EXERCISES TO COMPLETE:
**1)** Answer these questions about the Exodus reading:
(a) What kind of wind did the Lord send, and where did it carry the locusts?
(b) What comparison does the Proverb quoted in the commentary make?
(c) Who had light while the darkness covered Egypt?
**2)** Continue the Exodus reading after its final words, "Shine, shine, shine!"

16 Pharaoh quickly summoned Moses and Aaron and said, “I have sinned against the Lord your God and against you. 17 Now forgive my sin once more and pray to the Lord your God to take this deadly plague away from me.”
18 Moses then left Pharaoh and prayed to the Lord. 19 And the Lord changed the wind to a very strong west wind, which caught up the locusts and carried them into the Red Sea. Not a locust was left anywhere in Egypt. 20 But the Lord hardened Pharaoh’s heart, and he would not let the Israelites go.
- Pharaoh’s heart was not truly repentant. It isn’t enough to simply confess our sins – we must fully turn from them. When we fail to eradicate the sin from our life, we return to it. That is why the Proverb says, “As a dog returns to his vomit, so fools repeat their folly.” If you find yourself repeating the same sins over and over again, it’s time to pause and consider why sin is ruling your heart.
21 Then the Lord said to Moses, “Stretch out your hand toward the sky so that darkness spreads over Egypt—darkness that can be felt.” 22 So Moses stretched out his hand toward the sky, and total darkness covered all Egypt for three days. 23 No one could see anyone else or move about for three days. Yet all the Israelites had light in the places where they lived.
- This wasn’t just any darkness; it was a darkness which could be felt. Think about that for a moment. It wasn’t the kind of darkness where your eyes have to adjust a bit and then you can manage to shuffle around. It literally crippled the Egyptians and they didn’t move for three days. 1 John 2:11 tells us, “But anyone who hates a brother or sister is in the darkness and walks around in the darkness. They do not know where they are going, because the darkness has blinded them.” Can you imagine how even the smallest candle flame would be cherished in a house that is in debilitating darkness? Remember, beloved, you are the light of the world. Shine, shine, shine!

[Source data]

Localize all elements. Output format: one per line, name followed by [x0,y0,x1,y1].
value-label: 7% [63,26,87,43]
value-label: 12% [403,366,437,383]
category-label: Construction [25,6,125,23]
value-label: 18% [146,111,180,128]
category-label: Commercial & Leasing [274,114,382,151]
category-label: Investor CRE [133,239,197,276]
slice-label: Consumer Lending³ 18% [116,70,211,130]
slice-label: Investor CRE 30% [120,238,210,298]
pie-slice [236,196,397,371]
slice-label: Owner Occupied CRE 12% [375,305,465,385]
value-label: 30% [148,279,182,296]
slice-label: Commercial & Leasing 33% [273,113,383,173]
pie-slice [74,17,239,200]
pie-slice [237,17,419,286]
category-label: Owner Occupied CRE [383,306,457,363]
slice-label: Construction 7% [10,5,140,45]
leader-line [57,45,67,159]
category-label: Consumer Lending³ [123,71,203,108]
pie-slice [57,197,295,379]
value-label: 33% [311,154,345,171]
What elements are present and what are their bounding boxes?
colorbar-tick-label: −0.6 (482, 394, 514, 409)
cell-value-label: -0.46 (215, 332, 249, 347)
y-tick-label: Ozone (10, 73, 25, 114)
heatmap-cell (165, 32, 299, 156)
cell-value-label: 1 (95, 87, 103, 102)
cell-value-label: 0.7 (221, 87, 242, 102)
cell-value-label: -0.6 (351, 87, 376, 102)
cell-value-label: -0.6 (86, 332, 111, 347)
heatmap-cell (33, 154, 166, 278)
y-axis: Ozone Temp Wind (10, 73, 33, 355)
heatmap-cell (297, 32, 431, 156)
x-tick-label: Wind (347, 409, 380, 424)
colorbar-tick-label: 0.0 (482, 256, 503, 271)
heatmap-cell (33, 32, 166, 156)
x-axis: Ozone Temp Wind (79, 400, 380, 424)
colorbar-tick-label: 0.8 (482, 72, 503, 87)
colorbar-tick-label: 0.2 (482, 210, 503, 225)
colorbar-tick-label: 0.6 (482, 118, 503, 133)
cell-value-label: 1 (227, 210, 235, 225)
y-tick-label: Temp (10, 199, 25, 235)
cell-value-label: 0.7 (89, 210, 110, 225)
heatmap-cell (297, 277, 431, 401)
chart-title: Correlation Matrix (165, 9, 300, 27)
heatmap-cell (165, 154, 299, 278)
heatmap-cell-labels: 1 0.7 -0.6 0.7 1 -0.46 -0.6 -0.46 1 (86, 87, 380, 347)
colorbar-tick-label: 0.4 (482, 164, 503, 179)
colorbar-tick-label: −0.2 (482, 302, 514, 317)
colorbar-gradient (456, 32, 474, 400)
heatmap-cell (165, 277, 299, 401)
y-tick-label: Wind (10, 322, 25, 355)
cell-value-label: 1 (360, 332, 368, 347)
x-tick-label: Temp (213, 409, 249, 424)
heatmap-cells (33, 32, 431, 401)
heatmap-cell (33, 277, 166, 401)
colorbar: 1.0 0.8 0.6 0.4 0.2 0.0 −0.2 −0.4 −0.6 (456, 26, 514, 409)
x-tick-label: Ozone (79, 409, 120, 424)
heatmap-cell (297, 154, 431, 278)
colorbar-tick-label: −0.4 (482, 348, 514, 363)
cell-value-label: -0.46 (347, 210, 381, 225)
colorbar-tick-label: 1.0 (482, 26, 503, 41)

EXERCISE RESPONSES:
**1)**
(a) A very strong west wind, which carried the locusts into the Red Sea.
(b) "As a dog returns to his vomit, so fools repeat their folly."
(c) All the Israelites had light in the places where they lived.

**2)**
24 Then Pharaoh summoned Moses and said, “Go, worship the Lord. Even your women and children may go with you; only leave your flocks and herds behind.”
25 But Moses said, “You must allow us to have sacrifices and burnt offerings to present to the Lord our God. 26 Our livestock too must go with us; not a hoof is to be left behind. We have to use some of them in worshiping the Lord our God, and until we get there we will not know what we are to use to worship the Lord.”
27 But the Lord hardened Pharaoh’s heart, and he was not willing to let them go. 28 Pharaoh said to Moses, “Get out of my sight! Make sure you do not appear before me again! The day you see my face you will die.”
29 “Just as you say,” Moses replied. “I will never appear before you again.”
- Moses was unwilling to compromise. Even after several confrontations with Pharaoh, he stood his ground in what the Lord instructed and told him that everyone and everything had to go – men, women, children, and all of the flocks and herds. It would’ve been easy for Moses to say, “Close enough – he’s going to let the people go, so let’s just leave the livestock behind and get out of here!” Let this be an encouragement to you. The Lord will not only take care of you, but all which He has entrusted to you within the parameters of His will. Amen.